+++ Excerpted records +++

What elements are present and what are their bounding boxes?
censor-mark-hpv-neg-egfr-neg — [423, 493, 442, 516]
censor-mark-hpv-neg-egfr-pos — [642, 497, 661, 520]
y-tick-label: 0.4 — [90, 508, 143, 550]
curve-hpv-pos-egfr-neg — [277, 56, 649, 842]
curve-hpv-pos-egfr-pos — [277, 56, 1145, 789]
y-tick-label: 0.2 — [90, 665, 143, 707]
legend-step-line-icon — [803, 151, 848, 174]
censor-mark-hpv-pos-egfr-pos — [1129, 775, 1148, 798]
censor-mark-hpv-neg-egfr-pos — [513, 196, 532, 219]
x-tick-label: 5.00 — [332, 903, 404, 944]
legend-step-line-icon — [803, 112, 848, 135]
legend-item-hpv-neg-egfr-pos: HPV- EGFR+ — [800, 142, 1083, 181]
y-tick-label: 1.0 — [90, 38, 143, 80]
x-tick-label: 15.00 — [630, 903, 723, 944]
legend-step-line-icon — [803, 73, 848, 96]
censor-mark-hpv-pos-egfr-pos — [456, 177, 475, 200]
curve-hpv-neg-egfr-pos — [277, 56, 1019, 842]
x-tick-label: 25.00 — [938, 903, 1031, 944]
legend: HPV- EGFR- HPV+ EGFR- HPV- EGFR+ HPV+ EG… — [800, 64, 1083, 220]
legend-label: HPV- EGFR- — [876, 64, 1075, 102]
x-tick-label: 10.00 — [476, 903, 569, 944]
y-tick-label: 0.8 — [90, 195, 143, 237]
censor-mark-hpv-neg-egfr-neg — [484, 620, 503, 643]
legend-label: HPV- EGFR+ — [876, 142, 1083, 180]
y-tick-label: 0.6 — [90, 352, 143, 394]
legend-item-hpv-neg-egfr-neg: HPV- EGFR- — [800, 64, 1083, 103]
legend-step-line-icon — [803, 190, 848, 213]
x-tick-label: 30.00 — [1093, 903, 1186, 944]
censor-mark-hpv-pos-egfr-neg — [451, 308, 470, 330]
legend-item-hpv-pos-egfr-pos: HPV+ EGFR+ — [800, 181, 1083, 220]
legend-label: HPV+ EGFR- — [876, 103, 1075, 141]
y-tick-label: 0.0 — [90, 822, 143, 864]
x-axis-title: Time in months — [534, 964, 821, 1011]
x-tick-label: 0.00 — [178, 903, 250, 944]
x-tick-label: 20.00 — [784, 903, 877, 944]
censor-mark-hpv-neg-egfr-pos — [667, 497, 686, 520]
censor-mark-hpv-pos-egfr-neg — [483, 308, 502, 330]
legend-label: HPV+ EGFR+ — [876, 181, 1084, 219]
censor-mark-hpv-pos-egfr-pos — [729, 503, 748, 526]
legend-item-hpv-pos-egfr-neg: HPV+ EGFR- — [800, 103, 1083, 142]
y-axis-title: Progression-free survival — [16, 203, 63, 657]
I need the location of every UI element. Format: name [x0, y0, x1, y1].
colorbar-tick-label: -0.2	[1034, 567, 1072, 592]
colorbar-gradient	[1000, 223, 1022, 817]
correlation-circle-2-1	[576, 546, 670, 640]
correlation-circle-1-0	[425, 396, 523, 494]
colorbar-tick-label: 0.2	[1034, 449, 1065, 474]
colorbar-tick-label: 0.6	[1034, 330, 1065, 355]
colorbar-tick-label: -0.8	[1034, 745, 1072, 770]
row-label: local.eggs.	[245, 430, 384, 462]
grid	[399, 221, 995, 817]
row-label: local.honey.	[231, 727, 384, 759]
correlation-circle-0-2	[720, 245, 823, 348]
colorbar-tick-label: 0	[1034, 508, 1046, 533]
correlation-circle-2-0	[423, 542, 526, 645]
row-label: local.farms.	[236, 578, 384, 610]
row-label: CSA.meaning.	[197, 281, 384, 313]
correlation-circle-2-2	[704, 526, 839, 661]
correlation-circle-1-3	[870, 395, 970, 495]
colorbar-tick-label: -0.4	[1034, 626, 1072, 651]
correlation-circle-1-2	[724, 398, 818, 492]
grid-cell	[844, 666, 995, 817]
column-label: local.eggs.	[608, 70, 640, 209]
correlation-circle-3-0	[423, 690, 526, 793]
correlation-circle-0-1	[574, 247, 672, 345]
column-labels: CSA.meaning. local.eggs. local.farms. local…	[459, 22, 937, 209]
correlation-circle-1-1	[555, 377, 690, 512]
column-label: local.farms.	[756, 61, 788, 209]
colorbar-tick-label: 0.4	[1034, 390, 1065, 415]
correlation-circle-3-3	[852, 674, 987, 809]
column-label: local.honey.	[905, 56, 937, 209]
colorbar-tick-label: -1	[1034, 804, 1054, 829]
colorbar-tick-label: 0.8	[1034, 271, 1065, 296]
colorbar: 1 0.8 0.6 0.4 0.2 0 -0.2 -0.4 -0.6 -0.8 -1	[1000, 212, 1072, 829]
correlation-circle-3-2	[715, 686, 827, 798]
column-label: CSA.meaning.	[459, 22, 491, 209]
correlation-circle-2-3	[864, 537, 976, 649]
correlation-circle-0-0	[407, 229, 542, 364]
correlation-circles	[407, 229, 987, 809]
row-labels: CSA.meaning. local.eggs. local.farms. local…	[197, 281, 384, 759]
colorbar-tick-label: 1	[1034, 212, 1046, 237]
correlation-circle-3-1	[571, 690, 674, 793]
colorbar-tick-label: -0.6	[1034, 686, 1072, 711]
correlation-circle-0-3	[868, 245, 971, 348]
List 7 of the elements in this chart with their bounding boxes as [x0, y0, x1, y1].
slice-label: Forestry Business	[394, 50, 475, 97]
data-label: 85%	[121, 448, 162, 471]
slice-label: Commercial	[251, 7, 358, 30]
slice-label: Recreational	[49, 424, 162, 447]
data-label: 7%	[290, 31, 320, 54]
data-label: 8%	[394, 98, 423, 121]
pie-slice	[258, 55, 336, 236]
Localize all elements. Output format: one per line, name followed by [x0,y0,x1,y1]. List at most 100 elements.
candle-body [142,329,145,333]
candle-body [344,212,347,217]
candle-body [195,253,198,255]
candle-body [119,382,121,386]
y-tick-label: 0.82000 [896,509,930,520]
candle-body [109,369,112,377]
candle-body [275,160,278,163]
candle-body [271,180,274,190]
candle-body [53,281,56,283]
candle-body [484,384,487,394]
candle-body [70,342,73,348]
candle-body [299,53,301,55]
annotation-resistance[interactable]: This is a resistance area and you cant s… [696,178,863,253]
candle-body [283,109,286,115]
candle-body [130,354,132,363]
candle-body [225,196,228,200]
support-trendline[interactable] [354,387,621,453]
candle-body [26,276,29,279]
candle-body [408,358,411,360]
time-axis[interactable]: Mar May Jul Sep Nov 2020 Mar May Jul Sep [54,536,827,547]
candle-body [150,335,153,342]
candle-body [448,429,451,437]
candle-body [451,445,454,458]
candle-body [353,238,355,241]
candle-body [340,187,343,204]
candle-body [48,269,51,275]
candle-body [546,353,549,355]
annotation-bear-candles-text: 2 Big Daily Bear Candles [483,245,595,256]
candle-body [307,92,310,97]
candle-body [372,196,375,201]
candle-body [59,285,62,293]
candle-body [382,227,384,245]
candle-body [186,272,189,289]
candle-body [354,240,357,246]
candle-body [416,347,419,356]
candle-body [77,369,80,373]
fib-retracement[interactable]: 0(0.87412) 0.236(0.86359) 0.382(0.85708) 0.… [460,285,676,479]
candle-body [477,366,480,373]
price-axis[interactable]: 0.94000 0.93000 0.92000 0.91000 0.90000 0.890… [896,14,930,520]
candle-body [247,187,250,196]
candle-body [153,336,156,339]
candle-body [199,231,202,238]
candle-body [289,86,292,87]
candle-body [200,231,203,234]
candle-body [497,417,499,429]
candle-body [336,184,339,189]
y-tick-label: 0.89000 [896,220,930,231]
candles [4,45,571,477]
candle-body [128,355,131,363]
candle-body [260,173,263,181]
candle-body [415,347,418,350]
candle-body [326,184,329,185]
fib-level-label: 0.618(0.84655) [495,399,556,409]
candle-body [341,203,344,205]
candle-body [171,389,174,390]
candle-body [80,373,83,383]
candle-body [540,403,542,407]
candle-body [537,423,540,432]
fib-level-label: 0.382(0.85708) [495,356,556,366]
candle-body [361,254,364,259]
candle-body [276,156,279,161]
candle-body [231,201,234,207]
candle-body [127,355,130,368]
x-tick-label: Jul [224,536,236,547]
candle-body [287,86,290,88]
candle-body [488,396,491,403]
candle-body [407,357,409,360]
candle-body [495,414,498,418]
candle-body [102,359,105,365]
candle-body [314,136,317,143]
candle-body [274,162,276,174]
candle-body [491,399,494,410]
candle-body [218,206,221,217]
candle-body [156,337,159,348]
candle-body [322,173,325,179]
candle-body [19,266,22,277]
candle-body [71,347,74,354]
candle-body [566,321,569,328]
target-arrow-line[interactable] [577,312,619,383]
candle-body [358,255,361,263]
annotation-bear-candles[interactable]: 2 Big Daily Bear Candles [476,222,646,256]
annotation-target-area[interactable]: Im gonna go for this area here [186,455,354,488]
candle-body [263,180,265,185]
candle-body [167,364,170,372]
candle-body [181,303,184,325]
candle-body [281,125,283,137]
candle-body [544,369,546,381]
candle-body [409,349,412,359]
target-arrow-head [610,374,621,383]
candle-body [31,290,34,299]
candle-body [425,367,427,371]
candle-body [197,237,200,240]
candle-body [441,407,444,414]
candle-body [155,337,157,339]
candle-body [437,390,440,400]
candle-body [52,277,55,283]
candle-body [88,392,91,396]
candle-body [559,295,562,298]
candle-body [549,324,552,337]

+++

Task requirements -> Copy out the items above word for word, from the very first line down to the line containing "censor-mark-hpv-neg-egfr-pos — [513, 196, 532, 219]", with both ends included.

The solution ->
What elements are present and what are their bounding boxes?
censor-mark-hpv-neg-egfr-neg — [423, 493, 442, 516]
censor-mark-hpv-neg-egfr-pos — [642, 497, 661, 520]
y-tick-label: 0.4 — [90, 508, 143, 550]
curve-hpv-pos-egfr-neg — [277, 56, 649, 842]
curve-hpv-pos-egfr-pos — [277, 56, 1145, 789]
y-tick-label: 0.2 — [90, 665, 143, 707]
legend-step-line-icon — [803, 151, 848, 174]
censor-mark-hpv-pos-egfr-pos — [1129, 775, 1148, 798]
censor-mark-hpv-neg-egfr-pos — [513, 196, 532, 219]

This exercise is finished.